··· Exercise material

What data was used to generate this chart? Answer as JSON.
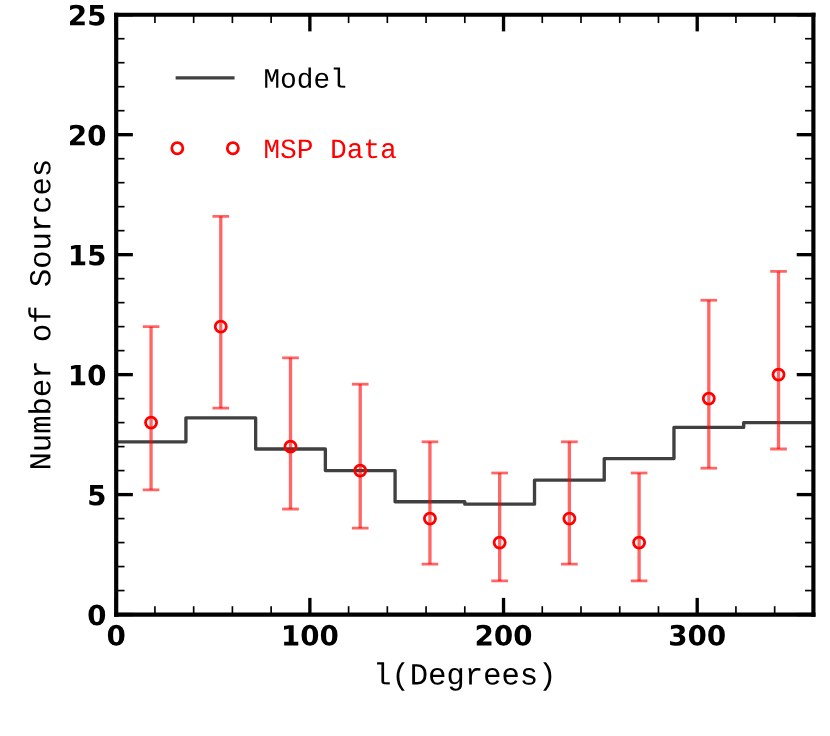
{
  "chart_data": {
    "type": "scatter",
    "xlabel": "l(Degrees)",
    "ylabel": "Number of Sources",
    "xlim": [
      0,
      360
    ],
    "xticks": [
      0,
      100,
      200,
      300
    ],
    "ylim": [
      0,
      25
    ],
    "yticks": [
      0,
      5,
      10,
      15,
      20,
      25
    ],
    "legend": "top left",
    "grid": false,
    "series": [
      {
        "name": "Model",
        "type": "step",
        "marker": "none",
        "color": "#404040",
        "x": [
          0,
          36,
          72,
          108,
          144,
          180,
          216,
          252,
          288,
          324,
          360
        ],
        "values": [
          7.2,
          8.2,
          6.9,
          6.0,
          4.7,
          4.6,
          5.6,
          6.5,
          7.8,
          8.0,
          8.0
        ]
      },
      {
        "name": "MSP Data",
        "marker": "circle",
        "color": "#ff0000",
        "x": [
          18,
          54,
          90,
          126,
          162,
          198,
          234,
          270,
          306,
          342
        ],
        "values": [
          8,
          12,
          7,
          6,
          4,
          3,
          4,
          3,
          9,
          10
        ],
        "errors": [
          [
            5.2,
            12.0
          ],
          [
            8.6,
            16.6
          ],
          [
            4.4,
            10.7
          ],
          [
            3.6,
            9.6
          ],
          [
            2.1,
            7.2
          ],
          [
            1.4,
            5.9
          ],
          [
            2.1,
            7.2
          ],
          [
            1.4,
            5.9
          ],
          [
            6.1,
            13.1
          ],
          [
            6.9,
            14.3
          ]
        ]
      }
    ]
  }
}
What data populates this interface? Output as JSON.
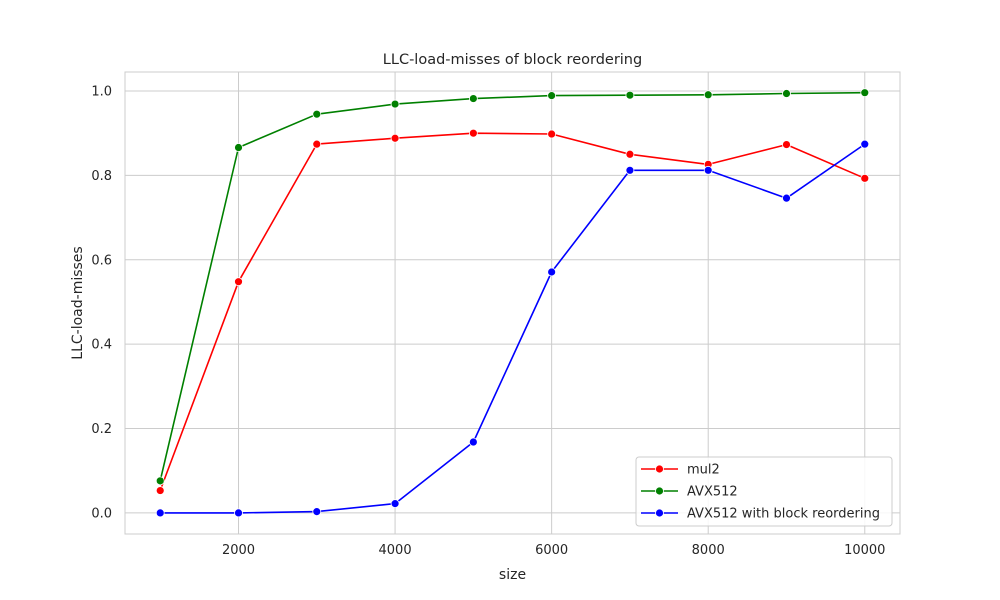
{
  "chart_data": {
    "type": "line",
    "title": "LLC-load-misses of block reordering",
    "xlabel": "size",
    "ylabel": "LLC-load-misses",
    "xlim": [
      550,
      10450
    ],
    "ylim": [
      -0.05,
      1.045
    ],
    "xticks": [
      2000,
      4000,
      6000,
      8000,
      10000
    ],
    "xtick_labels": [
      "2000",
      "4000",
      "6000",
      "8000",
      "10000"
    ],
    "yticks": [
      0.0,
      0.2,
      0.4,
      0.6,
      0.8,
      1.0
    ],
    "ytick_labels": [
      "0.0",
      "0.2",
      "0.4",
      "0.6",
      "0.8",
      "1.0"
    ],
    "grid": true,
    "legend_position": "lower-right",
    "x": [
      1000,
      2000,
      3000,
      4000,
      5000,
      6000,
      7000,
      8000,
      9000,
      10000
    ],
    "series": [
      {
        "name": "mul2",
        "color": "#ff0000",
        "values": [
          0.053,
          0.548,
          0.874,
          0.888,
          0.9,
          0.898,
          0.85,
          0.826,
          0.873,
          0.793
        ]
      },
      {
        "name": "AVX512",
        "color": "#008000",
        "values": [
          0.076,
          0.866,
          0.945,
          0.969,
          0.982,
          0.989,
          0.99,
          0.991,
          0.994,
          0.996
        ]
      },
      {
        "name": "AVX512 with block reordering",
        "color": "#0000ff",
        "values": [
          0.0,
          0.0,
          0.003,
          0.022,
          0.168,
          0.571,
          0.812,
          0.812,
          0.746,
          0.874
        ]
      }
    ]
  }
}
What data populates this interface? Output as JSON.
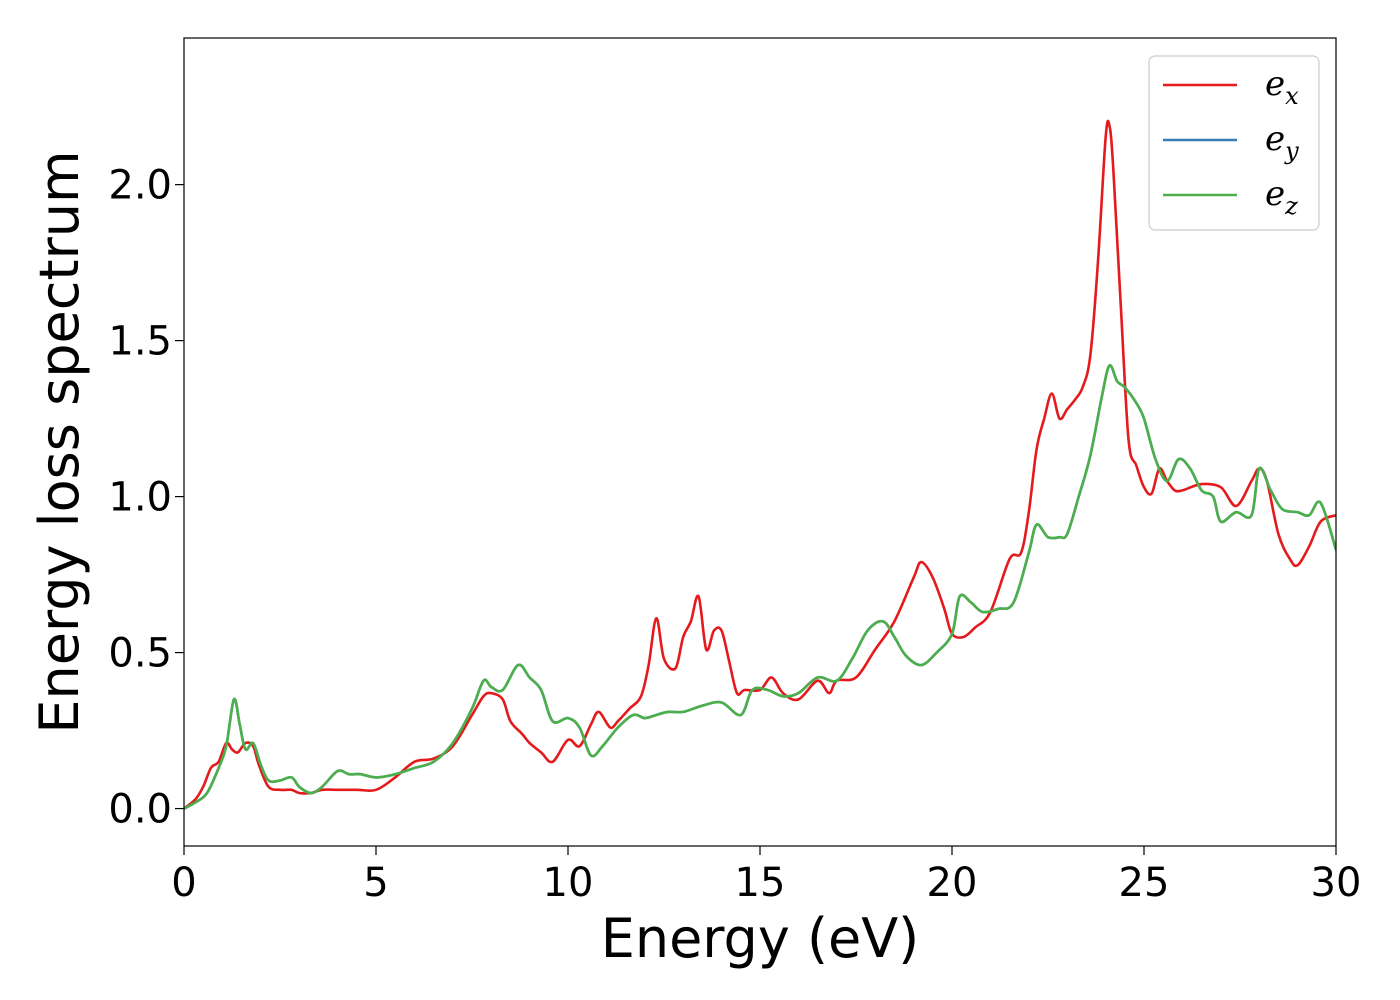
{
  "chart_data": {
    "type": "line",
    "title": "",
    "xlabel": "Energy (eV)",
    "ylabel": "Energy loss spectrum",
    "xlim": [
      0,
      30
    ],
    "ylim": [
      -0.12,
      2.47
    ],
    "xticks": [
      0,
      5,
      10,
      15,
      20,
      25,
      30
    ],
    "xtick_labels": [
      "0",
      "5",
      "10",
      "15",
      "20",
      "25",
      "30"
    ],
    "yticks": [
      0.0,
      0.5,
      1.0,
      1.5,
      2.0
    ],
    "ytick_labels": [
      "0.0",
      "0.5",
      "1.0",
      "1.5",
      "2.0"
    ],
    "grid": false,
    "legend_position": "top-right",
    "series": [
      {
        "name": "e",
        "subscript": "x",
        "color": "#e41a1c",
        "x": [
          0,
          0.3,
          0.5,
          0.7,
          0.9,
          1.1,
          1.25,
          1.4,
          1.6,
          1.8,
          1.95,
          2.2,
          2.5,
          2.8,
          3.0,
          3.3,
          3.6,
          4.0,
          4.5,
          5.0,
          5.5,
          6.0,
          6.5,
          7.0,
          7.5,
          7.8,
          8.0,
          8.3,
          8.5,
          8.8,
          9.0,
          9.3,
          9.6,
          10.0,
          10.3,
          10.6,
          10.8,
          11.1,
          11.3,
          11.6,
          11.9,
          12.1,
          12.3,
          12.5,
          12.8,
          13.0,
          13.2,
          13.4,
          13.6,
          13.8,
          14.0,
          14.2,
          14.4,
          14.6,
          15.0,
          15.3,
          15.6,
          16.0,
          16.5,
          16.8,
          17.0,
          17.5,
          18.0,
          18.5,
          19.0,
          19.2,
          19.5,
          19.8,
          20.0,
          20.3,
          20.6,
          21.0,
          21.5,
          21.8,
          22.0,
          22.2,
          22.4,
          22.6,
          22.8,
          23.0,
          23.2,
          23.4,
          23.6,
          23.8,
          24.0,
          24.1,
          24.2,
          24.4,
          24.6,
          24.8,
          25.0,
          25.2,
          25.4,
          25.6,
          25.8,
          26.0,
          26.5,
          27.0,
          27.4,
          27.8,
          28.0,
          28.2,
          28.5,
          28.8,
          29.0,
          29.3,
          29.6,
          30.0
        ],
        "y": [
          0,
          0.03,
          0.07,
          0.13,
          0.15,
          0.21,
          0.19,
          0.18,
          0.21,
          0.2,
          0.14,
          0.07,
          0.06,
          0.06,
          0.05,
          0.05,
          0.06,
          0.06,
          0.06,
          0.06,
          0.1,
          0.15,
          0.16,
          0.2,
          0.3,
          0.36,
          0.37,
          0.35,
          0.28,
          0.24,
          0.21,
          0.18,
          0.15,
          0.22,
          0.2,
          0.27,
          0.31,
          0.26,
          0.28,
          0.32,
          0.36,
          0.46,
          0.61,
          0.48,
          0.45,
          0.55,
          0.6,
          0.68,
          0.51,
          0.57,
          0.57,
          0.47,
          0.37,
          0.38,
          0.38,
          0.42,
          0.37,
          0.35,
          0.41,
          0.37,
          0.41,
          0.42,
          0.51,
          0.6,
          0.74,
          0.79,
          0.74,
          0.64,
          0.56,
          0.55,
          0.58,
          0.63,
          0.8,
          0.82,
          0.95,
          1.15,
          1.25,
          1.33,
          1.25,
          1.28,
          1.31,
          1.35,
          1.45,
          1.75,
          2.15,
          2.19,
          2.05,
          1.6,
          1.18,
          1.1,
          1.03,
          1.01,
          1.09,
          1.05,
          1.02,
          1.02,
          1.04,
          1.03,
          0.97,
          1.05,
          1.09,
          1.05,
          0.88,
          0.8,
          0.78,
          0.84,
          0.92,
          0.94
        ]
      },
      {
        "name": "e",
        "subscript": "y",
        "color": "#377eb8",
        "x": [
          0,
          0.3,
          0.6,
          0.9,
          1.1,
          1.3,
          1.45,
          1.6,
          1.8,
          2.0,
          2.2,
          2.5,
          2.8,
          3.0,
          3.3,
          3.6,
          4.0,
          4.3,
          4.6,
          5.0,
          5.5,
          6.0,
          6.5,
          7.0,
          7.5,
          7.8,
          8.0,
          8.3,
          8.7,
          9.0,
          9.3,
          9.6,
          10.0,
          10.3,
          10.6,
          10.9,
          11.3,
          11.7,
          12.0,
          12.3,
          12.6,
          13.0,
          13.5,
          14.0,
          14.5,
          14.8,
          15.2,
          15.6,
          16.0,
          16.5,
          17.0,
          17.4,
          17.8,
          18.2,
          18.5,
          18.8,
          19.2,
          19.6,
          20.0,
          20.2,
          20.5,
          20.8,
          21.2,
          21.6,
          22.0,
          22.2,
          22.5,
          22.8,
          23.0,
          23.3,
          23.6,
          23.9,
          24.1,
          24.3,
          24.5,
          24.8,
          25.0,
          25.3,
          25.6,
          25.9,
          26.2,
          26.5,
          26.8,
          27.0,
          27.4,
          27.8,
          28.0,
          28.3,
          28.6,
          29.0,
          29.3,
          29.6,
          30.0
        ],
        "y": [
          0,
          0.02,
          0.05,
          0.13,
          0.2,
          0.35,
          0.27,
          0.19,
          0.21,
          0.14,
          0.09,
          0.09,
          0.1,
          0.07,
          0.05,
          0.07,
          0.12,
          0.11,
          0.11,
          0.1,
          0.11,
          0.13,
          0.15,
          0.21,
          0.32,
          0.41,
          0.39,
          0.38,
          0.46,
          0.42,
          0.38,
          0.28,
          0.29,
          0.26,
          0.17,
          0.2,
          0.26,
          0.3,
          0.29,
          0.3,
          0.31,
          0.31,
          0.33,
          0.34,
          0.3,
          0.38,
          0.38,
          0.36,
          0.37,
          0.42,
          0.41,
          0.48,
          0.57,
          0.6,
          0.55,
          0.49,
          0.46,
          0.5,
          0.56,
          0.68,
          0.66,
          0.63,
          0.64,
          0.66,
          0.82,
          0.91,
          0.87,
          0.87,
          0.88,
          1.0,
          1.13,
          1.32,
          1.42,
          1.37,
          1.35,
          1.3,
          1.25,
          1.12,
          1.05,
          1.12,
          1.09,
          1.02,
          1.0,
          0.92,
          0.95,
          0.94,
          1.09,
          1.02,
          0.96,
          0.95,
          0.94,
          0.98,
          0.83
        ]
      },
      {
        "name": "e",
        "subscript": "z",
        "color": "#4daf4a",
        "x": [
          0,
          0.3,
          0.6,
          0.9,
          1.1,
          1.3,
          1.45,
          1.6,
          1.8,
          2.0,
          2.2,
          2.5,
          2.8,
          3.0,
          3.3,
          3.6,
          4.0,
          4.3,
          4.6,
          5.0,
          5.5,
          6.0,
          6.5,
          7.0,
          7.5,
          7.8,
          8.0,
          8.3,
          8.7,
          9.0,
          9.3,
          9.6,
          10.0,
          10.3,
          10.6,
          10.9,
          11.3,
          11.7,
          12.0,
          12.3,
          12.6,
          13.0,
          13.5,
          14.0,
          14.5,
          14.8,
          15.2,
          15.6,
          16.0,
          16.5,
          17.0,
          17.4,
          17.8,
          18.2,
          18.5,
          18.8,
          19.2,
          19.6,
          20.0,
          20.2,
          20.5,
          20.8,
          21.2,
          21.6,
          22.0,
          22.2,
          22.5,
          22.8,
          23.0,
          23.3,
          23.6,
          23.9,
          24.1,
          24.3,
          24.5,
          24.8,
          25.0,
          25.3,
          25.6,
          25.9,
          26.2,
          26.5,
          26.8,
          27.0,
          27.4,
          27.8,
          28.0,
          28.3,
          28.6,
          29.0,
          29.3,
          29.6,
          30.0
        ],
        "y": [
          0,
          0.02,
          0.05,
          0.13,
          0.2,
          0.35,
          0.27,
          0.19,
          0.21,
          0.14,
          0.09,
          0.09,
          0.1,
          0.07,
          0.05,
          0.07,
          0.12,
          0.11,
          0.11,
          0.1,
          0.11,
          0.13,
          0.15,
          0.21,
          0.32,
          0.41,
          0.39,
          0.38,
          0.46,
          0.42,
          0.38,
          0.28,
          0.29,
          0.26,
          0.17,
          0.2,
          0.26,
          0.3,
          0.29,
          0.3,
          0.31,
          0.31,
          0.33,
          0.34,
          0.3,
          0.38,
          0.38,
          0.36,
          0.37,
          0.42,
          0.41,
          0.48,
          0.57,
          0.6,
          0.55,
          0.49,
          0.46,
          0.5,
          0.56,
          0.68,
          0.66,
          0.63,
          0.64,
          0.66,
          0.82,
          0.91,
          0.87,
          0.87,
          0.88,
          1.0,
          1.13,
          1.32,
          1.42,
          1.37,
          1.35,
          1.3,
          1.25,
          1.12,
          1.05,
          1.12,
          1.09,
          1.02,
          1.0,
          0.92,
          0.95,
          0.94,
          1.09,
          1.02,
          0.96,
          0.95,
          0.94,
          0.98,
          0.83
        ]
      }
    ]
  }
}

······

• [Problem details]: Every line holding "reordering" should be copied out.

• [Task answer]:
    "title": "LLC-load-misses of block reordering",
        "name": "AVX512 with block reordering",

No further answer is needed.